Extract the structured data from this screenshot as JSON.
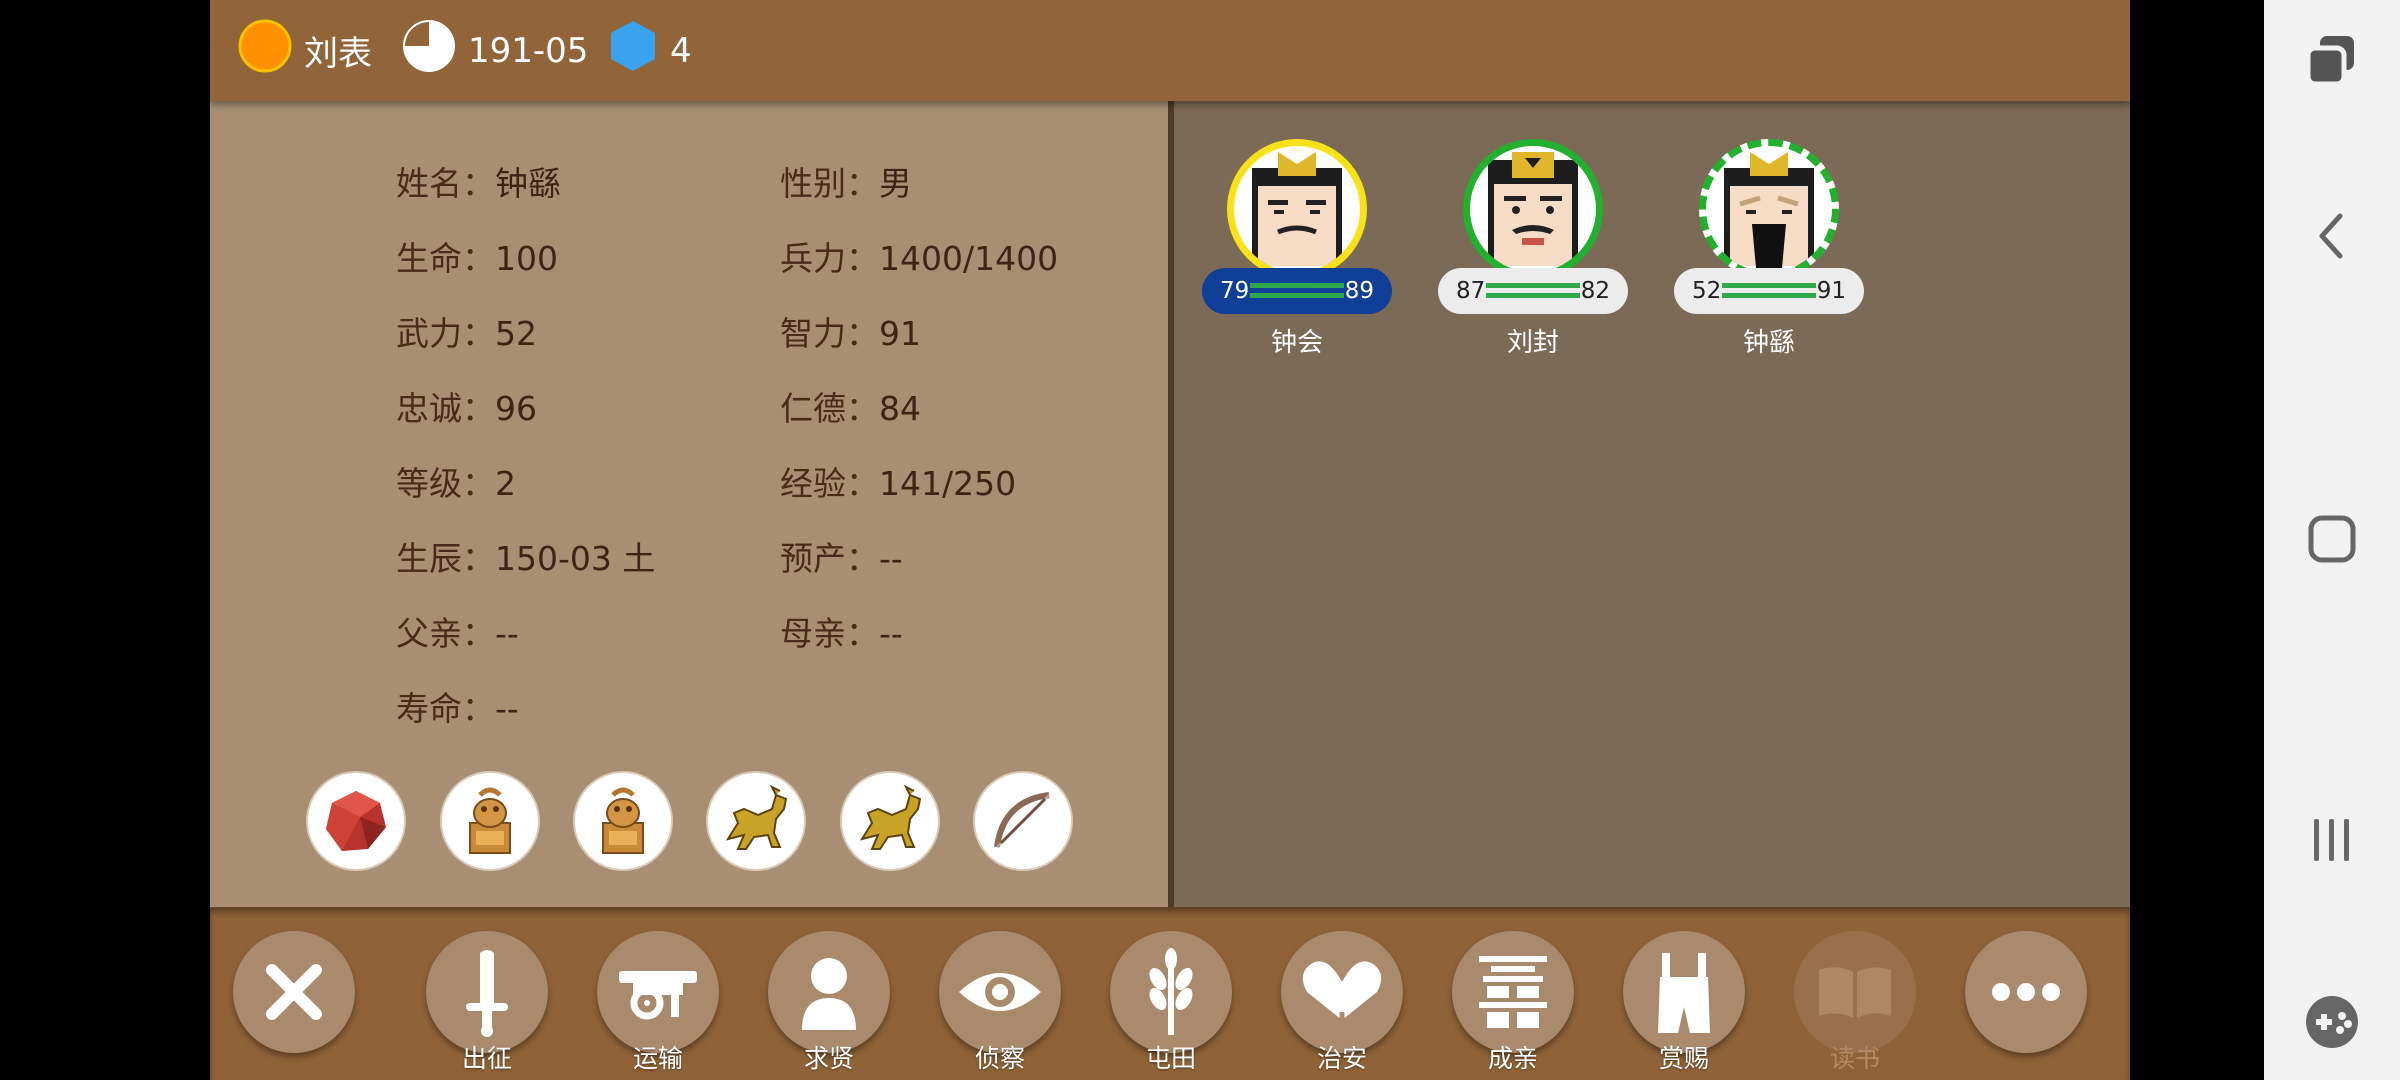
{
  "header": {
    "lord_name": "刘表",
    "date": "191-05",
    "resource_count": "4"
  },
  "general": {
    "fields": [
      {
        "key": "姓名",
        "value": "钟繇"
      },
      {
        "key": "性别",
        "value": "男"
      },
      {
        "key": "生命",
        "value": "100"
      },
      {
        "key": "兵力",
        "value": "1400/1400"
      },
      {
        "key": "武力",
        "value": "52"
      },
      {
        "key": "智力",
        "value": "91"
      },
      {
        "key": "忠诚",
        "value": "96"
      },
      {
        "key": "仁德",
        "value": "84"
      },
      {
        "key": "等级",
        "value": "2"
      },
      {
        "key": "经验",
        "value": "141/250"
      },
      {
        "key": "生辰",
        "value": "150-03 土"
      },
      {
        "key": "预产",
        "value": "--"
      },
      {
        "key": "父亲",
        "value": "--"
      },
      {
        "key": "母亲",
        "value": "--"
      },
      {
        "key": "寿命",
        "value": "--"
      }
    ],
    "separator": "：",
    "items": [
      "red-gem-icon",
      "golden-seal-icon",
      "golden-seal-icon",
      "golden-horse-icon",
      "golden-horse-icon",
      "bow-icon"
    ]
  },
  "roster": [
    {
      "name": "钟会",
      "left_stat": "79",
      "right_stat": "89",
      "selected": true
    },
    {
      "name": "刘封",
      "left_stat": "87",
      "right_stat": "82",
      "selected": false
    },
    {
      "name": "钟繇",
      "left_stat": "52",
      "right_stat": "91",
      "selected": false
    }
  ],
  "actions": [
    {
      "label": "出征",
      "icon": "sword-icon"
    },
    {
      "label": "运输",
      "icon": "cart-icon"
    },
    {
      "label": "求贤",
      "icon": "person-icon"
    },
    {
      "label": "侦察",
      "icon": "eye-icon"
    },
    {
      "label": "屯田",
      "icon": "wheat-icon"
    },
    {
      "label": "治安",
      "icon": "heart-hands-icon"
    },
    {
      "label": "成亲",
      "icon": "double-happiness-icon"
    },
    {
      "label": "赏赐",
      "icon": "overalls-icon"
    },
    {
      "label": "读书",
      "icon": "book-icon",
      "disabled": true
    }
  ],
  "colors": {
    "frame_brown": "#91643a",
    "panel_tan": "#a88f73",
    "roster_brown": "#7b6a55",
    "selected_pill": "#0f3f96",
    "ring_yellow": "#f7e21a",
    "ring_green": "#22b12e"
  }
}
==================================================
### [Task goal]
Reproduce the records, all of them, word for word; omit the pictures.

### [Completed task]
Extract the structured data from this screenshot as JSON.
{
  "header": {
    "lord_name": "刘表",
    "date": "191-05",
    "resource_count": "4"
  },
  "general": {
    "fields": [
      {
        "key": "姓名",
        "value": "钟繇"
      },
      {
        "key": "性别",
        "value": "男"
      },
      {
        "key": "生命",
        "value": "100"
      },
      {
        "key": "兵力",
        "value": "1400/1400"
      },
      {
        "key": "武力",
        "value": "52"
      },
      {
        "key": "智力",
        "value": "91"
      },
      {
        "key": "忠诚",
        "value": "96"
      },
      {
        "key": "仁德",
        "value": "84"
      },
      {
        "key": "等级",
        "value": "2"
      },
      {
        "key": "经验",
        "value": "141/250"
      },
      {
        "key": "生辰",
        "value": "150-03 土"
      },
      {
        "key": "预产",
        "value": "--"
      },
      {
        "key": "父亲",
        "value": "--"
      },
      {
        "key": "母亲",
        "value": "--"
      },
      {
        "key": "寿命",
        "value": "--"
      }
    ],
    "separator": "：",
    "items": [
      "red-gem-icon",
      "golden-seal-icon",
      "golden-seal-icon",
      "golden-horse-icon",
      "golden-horse-icon",
      "bow-icon"
    ]
  },
  "roster": [
    {
      "name": "钟会",
      "left_stat": "79",
      "right_stat": "89",
      "selected": true
    },
    {
      "name": "刘封",
      "left_stat": "87",
      "right_stat": "82",
      "selected": false
    },
    {
      "name": "钟繇",
      "left_stat": "52",
      "right_stat": "91",
      "selected": false
    }
  ],
  "actions": [
    {
      "label": "出征",
      "icon": "sword-icon"
    },
    {
      "label": "运输",
      "icon": "cart-icon"
    },
    {
      "label": "求贤",
      "icon": "person-icon"
    },
    {
      "label": "侦察",
      "icon": "eye-icon"
    },
    {
      "label": "屯田",
      "icon": "wheat-icon"
    },
    {
      "label": "治安",
      "icon": "heart-hands-icon"
    },
    {
      "label": "成亲",
      "icon": "double-happiness-icon"
    },
    {
      "label": "赏赐",
      "icon": "overalls-icon"
    },
    {
      "label": "读书",
      "icon": "book-icon",
      "disabled": true
    }
  ],
  "colors": {
    "frame_brown": "#91643a",
    "panel_tan": "#a88f73",
    "roster_brown": "#7b6a55",
    "selected_pill": "#0f3f96",
    "ring_yellow": "#f7e21a",
    "ring_green": "#22b12e"
  }
}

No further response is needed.